GIVEN TASK: Arrange every line of the rows below as a Markdown table with the columns "No." and "Line", numbering each line and skipping blank lines.

DATA FOR THIS TASK:
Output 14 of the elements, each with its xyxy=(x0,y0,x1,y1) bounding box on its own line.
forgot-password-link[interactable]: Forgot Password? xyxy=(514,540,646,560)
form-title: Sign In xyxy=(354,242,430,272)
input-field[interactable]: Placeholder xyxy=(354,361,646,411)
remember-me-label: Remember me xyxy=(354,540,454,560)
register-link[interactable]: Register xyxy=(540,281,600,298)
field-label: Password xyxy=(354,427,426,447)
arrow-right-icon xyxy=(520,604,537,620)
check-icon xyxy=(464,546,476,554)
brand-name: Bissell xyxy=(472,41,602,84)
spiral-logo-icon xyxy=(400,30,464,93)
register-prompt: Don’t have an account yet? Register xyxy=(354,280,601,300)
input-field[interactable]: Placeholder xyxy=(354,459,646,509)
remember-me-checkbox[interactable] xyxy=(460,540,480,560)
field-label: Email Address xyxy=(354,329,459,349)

PROBLEM SOLUTION:
| No. | Line |
|---|---|
| 1 | Output 14 of the elements, each with its xyxy=(x0,y0,x1,y1) bounding box on its own line. |
| 2 | forgot-password-link[interactable]: Forgot Password? xyxy=(514,540,646,560) |
| 3 | form-title: Sign In xyxy=(354,242,430,272) |
| 4 | input-field[interactable]: Placeholder xyxy=(354,361,646,411) |
| 5 | remember-me-label: Remember me xyxy=(354,540,454,560) |
| 6 | register-link[interactable]: Register xyxy=(540,281,600,298) |
| 7 | field-label: Password xyxy=(354,427,426,447) |
| 8 | arrow-right-icon xyxy=(520,604,537,620) |
| 9 | check-icon xyxy=(464,546,476,554) |
| 10 | brand-name: Bissell xyxy=(472,41,602,84) |
| 11 | spiral-logo-icon xyxy=(400,30,464,93) |
| 12 | register-prompt: Don’t have an account yet? Register xyxy=(354,280,601,300) |
| 13 | input-field[interactable]: Placeholder xyxy=(354,459,646,509) |
| 14 | remember-me-checkbox[interactable] xyxy=(460,540,480,560) |
| 15 | field-label: Email Address xyxy=(354,329,459,349) |